**SOURCE RECORDS**
☆ ☆ ☆ ☆ ☆

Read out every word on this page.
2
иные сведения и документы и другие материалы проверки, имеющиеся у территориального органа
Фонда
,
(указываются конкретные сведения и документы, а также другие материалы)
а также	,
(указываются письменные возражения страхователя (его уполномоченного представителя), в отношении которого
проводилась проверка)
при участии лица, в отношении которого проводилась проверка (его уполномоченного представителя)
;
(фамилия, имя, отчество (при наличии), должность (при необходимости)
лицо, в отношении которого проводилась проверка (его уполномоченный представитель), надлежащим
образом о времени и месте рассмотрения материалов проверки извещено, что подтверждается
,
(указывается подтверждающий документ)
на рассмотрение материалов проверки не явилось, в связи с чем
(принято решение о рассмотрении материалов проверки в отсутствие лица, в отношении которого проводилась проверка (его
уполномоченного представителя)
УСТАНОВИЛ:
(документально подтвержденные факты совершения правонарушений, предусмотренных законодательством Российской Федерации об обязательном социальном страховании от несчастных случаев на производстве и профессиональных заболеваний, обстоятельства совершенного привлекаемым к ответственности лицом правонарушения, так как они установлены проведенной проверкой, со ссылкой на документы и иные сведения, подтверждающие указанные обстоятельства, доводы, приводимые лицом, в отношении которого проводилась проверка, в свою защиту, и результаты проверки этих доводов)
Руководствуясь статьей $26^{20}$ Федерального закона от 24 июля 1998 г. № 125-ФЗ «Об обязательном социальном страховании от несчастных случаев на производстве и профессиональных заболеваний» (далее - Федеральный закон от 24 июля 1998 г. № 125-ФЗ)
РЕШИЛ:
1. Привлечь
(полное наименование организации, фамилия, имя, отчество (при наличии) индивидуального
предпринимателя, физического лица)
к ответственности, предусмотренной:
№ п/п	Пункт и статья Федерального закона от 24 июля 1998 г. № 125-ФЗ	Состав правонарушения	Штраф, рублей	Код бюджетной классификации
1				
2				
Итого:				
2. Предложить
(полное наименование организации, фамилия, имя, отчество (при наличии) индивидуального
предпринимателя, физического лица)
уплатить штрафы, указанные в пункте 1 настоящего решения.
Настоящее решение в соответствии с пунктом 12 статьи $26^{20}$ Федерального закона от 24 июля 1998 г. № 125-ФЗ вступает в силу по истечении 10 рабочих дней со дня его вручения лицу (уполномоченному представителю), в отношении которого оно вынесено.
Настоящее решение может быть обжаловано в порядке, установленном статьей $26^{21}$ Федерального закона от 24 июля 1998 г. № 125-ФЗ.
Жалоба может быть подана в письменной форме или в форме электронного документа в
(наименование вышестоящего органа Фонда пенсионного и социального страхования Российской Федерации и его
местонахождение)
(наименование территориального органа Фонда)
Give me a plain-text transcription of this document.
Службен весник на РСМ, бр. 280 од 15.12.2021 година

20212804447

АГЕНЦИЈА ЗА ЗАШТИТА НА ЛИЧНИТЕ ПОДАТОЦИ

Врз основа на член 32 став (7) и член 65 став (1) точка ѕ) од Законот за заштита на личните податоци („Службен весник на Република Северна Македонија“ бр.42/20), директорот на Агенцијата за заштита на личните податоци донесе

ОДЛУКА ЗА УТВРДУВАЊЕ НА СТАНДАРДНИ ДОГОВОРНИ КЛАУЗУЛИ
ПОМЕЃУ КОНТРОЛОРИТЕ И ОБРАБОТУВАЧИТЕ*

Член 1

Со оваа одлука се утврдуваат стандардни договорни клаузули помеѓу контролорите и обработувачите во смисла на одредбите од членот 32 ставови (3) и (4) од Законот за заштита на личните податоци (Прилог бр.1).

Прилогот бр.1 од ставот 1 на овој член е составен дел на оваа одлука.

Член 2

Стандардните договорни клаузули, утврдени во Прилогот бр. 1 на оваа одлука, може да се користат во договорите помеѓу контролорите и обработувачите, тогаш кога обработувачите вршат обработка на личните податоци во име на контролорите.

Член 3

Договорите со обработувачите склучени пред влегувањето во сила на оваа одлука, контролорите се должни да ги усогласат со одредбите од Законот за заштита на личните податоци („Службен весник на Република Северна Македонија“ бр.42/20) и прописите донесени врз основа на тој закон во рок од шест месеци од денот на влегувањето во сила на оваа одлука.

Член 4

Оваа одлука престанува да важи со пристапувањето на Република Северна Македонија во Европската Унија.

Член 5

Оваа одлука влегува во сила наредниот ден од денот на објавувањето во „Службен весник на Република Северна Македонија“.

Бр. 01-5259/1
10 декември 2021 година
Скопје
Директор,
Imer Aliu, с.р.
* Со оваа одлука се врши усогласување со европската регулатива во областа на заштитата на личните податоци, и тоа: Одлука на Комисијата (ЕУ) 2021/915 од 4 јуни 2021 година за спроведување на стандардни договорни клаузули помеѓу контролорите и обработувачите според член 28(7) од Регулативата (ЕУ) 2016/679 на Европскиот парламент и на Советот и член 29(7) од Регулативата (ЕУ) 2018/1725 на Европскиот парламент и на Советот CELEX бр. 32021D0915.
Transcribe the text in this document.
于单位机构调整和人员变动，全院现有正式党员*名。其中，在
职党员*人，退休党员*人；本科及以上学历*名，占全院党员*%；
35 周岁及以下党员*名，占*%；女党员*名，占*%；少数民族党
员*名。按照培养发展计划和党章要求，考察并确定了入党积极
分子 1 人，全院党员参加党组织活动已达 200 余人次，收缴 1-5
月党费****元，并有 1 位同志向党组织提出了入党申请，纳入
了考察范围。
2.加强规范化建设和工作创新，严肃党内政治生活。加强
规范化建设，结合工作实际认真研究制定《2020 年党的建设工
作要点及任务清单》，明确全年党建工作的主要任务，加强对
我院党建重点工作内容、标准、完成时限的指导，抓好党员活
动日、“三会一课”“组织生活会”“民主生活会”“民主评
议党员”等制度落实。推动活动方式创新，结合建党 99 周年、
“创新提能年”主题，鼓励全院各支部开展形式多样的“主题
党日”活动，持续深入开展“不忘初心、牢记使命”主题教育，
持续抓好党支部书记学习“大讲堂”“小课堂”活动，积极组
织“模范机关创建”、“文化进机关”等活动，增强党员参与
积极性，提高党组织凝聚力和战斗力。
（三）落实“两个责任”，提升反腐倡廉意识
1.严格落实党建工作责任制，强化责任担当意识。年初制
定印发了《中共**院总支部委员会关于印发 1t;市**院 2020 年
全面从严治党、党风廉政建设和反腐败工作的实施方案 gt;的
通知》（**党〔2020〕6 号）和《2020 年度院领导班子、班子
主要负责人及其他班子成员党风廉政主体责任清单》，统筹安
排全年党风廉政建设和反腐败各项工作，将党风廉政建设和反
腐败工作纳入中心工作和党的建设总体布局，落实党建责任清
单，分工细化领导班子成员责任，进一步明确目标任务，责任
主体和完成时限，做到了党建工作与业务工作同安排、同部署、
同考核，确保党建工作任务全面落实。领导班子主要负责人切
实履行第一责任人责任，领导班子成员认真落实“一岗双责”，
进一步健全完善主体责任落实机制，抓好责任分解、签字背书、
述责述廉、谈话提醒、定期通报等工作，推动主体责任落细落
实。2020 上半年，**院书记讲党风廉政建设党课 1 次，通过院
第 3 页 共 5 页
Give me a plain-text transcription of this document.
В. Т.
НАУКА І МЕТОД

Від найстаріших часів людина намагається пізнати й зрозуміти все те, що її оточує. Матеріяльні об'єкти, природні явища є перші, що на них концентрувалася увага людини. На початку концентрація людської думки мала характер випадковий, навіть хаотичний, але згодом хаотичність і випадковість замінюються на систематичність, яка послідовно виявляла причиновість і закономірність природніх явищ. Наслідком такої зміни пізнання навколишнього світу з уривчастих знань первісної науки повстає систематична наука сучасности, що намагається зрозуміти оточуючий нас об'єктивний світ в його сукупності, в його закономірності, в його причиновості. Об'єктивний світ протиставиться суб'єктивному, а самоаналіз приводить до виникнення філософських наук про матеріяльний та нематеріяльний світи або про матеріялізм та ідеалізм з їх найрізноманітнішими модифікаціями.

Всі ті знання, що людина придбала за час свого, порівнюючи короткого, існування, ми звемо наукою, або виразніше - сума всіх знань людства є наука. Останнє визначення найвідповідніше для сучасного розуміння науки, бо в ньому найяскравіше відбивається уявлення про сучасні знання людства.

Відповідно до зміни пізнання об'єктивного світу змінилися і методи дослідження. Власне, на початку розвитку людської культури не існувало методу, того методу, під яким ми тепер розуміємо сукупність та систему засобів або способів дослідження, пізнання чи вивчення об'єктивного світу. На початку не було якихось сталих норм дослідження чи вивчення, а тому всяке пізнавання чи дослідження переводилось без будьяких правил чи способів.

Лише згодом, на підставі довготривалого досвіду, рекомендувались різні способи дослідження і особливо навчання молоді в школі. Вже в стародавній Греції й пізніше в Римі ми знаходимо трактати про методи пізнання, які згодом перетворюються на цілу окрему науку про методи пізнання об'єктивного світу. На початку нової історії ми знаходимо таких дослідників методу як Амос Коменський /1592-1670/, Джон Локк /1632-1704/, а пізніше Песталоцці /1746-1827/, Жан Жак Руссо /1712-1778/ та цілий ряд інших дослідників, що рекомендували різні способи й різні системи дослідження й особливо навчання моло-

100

☆ ☆ ☆ ☆ ☆

**WRITTEN TASK**
Write only the number of lines in the records that include the word "Прилогот".

**FULL SOLUTION**
2